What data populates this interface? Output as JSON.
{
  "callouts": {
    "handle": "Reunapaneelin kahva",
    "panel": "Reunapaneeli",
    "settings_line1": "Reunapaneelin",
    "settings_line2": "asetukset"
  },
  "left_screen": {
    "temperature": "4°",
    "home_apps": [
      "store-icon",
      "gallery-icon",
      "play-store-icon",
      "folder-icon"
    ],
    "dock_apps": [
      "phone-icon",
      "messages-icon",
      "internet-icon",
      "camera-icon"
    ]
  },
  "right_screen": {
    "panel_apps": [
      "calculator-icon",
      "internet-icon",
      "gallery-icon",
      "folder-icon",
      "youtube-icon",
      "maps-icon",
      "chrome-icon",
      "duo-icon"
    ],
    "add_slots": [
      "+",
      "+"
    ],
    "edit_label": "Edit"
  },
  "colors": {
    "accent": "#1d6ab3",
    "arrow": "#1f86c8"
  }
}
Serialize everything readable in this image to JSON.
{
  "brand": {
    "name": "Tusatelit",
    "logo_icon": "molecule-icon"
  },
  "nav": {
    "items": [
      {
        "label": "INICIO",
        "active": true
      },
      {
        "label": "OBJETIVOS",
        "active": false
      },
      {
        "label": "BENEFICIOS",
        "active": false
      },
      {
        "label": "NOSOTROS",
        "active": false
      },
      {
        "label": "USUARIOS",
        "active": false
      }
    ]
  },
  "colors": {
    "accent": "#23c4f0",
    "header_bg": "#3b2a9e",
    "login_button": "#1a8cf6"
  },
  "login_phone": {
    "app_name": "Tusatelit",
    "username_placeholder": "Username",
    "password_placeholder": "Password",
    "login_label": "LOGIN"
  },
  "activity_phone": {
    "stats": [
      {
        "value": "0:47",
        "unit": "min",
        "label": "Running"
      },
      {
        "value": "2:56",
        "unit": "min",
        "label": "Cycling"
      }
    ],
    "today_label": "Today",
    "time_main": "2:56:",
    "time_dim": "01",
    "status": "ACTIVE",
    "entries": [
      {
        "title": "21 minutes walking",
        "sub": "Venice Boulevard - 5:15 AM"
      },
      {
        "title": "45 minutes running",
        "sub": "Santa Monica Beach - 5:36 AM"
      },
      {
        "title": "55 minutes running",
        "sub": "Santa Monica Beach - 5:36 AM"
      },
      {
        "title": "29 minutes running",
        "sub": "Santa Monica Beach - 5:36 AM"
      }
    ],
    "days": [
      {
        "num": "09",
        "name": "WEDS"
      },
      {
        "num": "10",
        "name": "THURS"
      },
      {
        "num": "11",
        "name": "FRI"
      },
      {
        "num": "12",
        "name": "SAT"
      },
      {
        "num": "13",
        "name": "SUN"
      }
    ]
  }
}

**Given exercise:**
Could you reproduce every record above exactly as it appears?

**Answer to the task:**
What data populates this interface? Output as JSON.
{
  "callouts": {
    "handle": "Reunapaneelin kahva",
    "panel": "Reunapaneeli",
    "settings_line1": "Reunapaneelin",
    "settings_line2": "asetukset"
  },
  "left_screen": {
    "temperature": "4°",
    "home_apps": [
      "store-icon",
      "gallery-icon",
      "play-store-icon",
      "folder-icon"
    ],
    "dock_apps": [
      "phone-icon",
      "messages-icon",
      "internet-icon",
      "camera-icon"
    ]
  },
  "right_screen": {
    "panel_apps": [
      "calculator-icon",
      "internet-icon",
      "gallery-icon",
      "folder-icon",
      "youtube-icon",
      "maps-icon",
      "chrome-icon",
      "duo-icon"
    ],
    "add_slots": [
      "+",
      "+"
    ],
    "edit_label": "Edit"
  },
  "colors": {
    "accent": "#1d6ab3",
    "arrow": "#1f86c8"
  }
}
Serialize everything readable in this image to JSON.
{
  "brand": {
    "name": "Tusatelit",
    "logo_icon": "molecule-icon"
  },
  "nav": {
    "items": [
      {
        "label": "INICIO",
        "active": true
      },
      {
        "label": "OBJETIVOS",
        "active": false
      },
      {
        "label": "BENEFICIOS",
        "active": false
      },
      {
        "label": "NOSOTROS",
        "active": false
      },
      {
        "label": "USUARIOS",
        "active": false
      }
    ]
  },
  "colors": {
    "accent": "#23c4f0",
    "header_bg": "#3b2a9e",
    "login_button": "#1a8cf6"
  },
  "login_phone": {
    "app_name": "Tusatelit",
    "username_placeholder": "Username",
    "password_placeholder": "Password",
    "login_label": "LOGIN"
  },
  "activity_phone": {
    "stats": [
      {
        "value": "0:47",
        "unit": "min",
        "label": "Running"
      },
      {
        "value": "2:56",
        "unit": "min",
        "label": "Cycling"
      }
    ],
    "today_label": "Today",
    "time_main": "2:56:",
    "time_dim": "01",
    "status": "ACTIVE",
    "entries": [
      {
        "title": "21 minutes walking",
        "sub": "Venice Boulevard - 5:15 AM"
      },
      {
        "title": "45 minutes running",
        "sub": "Santa Monica Beach - 5:36 AM"
      },
      {
        "title": "55 minutes running",
        "sub": "Santa Monica Beach - 5:36 AM"
      },
      {
        "title": "29 minutes running",
        "sub": "Santa Monica Beach - 5:36 AM"
      }
    ],
    "days": [
      {
        "num": "09",
        "name": "WEDS"
      },
      {
        "num": "10",
        "name": "THURS"
      },
      {
        "num": "11",
        "name": "FRI"
      },
      {
        "num": "12",
        "name": "SAT"
      },
      {
        "num": "13",
        "name": "SUN"
      }
    ]
  }
}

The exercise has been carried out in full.